### Task requirements
A faithful transcription of all the data is required.

------ Data records ------

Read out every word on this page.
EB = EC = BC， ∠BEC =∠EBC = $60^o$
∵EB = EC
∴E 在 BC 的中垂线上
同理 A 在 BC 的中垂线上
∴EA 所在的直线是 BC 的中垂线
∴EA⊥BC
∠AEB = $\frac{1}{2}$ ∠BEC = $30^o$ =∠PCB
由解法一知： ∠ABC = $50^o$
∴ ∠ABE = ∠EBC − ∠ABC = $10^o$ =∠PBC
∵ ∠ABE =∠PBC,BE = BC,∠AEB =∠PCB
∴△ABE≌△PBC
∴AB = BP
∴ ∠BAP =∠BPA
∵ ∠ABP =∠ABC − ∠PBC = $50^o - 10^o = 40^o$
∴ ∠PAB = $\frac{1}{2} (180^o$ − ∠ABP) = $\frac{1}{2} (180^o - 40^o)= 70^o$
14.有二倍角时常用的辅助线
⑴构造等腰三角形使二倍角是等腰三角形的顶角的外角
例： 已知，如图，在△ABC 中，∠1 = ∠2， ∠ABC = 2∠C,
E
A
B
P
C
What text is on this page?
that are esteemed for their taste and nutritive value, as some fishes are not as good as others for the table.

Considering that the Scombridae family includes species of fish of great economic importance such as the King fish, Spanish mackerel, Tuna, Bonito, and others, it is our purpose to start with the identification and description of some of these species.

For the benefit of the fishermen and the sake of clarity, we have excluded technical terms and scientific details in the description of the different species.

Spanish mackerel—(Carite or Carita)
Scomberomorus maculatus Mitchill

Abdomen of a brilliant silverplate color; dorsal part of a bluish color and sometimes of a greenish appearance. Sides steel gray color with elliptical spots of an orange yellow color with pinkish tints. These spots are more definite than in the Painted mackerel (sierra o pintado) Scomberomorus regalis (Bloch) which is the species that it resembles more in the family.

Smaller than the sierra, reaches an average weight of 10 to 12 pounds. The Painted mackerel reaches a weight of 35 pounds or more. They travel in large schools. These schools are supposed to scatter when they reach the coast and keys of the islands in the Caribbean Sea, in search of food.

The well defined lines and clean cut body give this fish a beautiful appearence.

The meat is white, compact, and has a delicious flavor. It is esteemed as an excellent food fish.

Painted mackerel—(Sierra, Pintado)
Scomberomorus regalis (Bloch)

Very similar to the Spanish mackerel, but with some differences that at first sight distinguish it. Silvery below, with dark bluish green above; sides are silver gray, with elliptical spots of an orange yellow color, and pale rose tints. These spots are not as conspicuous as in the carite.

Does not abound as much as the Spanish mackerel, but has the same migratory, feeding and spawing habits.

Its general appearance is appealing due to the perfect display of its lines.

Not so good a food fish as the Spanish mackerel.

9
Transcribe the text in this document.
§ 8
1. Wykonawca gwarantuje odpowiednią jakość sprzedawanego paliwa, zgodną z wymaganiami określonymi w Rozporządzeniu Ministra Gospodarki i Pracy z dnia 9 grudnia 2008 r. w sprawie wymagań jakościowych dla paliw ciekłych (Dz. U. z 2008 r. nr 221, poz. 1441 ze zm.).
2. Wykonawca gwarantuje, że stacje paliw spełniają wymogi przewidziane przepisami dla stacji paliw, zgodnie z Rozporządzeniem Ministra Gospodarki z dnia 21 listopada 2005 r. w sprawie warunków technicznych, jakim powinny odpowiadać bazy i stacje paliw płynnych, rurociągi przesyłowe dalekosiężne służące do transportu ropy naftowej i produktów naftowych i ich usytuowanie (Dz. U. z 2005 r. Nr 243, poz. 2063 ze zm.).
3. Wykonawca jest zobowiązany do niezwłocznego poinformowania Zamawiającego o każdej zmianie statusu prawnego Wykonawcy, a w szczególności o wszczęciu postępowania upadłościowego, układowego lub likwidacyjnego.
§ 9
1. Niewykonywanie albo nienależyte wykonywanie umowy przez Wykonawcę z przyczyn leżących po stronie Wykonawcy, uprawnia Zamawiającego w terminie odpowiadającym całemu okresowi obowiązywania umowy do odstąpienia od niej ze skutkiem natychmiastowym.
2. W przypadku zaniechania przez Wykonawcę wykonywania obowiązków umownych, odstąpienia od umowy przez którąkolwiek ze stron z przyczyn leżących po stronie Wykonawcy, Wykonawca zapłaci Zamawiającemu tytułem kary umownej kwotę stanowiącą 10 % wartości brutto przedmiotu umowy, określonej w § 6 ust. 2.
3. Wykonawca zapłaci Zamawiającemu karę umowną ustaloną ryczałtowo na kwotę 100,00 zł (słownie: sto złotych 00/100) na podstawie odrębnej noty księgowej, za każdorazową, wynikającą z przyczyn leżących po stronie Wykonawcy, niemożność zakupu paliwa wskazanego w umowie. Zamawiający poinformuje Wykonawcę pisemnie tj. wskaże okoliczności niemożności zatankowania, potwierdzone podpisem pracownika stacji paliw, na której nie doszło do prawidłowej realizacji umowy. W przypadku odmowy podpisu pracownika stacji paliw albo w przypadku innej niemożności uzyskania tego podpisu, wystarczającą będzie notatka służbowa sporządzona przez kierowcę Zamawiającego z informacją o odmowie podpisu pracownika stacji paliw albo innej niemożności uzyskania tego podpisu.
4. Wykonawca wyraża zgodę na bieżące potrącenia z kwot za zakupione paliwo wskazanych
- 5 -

------

### Written reply
Read out every word on this page.
EB = EC = BC， ∠BEC =∠EBC = $60^o$
∵EB = EC
∴E 在 BC 的中垂线上
同理 A 在 BC 的中垂线上
∴EA 所在的直线是 BC 的中垂线
∴EA⊥BC
∠AEB = $\frac{1}{2}$ ∠BEC = $30^o$ =∠PCB
由解法一知： ∠ABC = $50^o$
∴ ∠ABE = ∠EBC − ∠ABC = $10^o$ =∠PBC
∵ ∠ABE =∠PBC,BE = BC,∠AEB =∠PCB
∴△ABE≌△PBC
∴AB = BP
∴ ∠BAP =∠BPA
∵ ∠ABP =∠ABC − ∠PBC = $50^o - 10^o = 40^o$
∴ ∠PAB = $\frac{1}{2} (180^o$ − ∠ABP) = $\frac{1}{2} (180^o - 40^o)= 70^o$
14.有二倍角时常用的辅助线
⑴构造等腰三角形使二倍角是等腰三角形的顶角的外角
例： 已知，如图，在△ABC 中，∠1 = ∠2， ∠ABC = 2∠C,
E
A
B
P
C
What text is on this page?
that are esteemed for their taste and nutritive value, as some fishes are not as good as others for the table.

Considering that the Scombridae family includes species of fish of great economic importance such as the King fish, Spanish mackerel, Tuna, Bonito, and others, it is our purpose to start with the identification and description of some of these species.

For the benefit of the fishermen and the sake of clarity, we have excluded technical terms and scientific details in the description of the different species.

Spanish mackerel—(Carite or Carita)
Scomberomorus maculatus Mitchill

Abdomen of a brilliant silverplate color; dorsal part of a bluish color and sometimes of a greenish appearance. Sides steel gray color with elliptical spots of an orange yellow color with pinkish tints. These spots are more definite than in the Painted mackerel (sierra o pintado) Scomberomorus regalis (Bloch) which is the species that it resembles more in the family.

Smaller than the sierra, reaches an average weight of 10 to 12 pounds. The Painted mackerel reaches a weight of 35 pounds or more. They travel in large schools. These schools are supposed to scatter when they reach the coast and keys of the islands in the Caribbean Sea, in search of food.

The well defined lines and clean cut body give this fish a beautiful appearence.

The meat is white, compact, and has a delicious flavor. It is esteemed as an excellent food fish.

Painted mackerel—(Sierra, Pintado)
Scomberomorus regalis (Bloch)

Very similar to the Spanish mackerel, but with some differences that at first sight distinguish it. Silvery below, with dark bluish green above; sides are silver gray, with elliptical spots of an orange yellow color, and pale rose tints. These spots are not as conspicuous as in the carite.

Does not abound as much as the Spanish mackerel, but has the same migratory, feeding and spawing habits.

Its general appearance is appealing due to the perfect display of its lines.

Not so good a food fish as the Spanish mackerel.

9
Transcribe the text in this document.
§ 8
1. Wykonawca gwarantuje odpowiednią jakość sprzedawanego paliwa, zgodną z wymaganiami określonymi w Rozporządzeniu Ministra Gospodarki i Pracy z dnia 9 grudnia 2008 r. w sprawie wymagań jakościowych dla paliw ciekłych (Dz. U. z 2008 r. nr 221, poz. 1441 ze zm.).
2. Wykonawca gwarantuje, że stacje paliw spełniają wymogi przewidziane przepisami dla stacji paliw, zgodnie z Rozporządzeniem Ministra Gospodarki z dnia 21 listopada 2005 r. w sprawie warunków technicznych, jakim powinny odpowiadać bazy i stacje paliw płynnych, rurociągi przesyłowe dalekosiężne służące do transportu ropy naftowej i produktów naftowych i ich usytuowanie (Dz. U. z 2005 r. Nr 243, poz. 2063 ze zm.).
3. Wykonawca jest zobowiązany do niezwłocznego poinformowania Zamawiającego o każdej zmianie statusu prawnego Wykonawcy, a w szczególności o wszczęciu postępowania upadłościowego, układowego lub likwidacyjnego.
§ 9
1. Niewykonywanie albo nienależyte wykonywanie umowy przez Wykonawcę z przyczyn leżących po stronie Wykonawcy, uprawnia Zamawiającego w terminie odpowiadającym całemu okresowi obowiązywania umowy do odstąpienia od niej ze skutkiem natychmiastowym.
2. W przypadku zaniechania przez Wykonawcę wykonywania obowiązków umownych, odstąpienia od umowy przez którąkolwiek ze stron z przyczyn leżących po stronie Wykonawcy, Wykonawca zapłaci Zamawiającemu tytułem kary umownej kwotę stanowiącą 10 % wartości brutto przedmiotu umowy, określonej w § 6 ust. 2.
3. Wykonawca zapłaci Zamawiającemu karę umowną ustaloną ryczałtowo na kwotę 100,00 zł (słownie: sto złotych 00/100) na podstawie odrębnej noty księgowej, za każdorazową, wynikającą z przyczyn leżących po stronie Wykonawcy, niemożność zakupu paliwa wskazanego w umowie. Zamawiający poinformuje Wykonawcę pisemnie tj. wskaże okoliczności niemożności zatankowania, potwierdzone podpisem pracownika stacji paliw, na której nie doszło do prawidłowej realizacji umowy. W przypadku odmowy podpisu pracownika stacji paliw albo w przypadku innej niemożności uzyskania tego podpisu, wystarczającą będzie notatka służbowa sporządzona przez kierowcę Zamawiającego z informacją o odmowie podpisu pracownika stacji paliw albo innej niemożności uzyskania tego podpisu.
4. Wykonawca wyraża zgodę na bieżące potrącenia z kwot za zakupione paliwo wskazanych
- 5 -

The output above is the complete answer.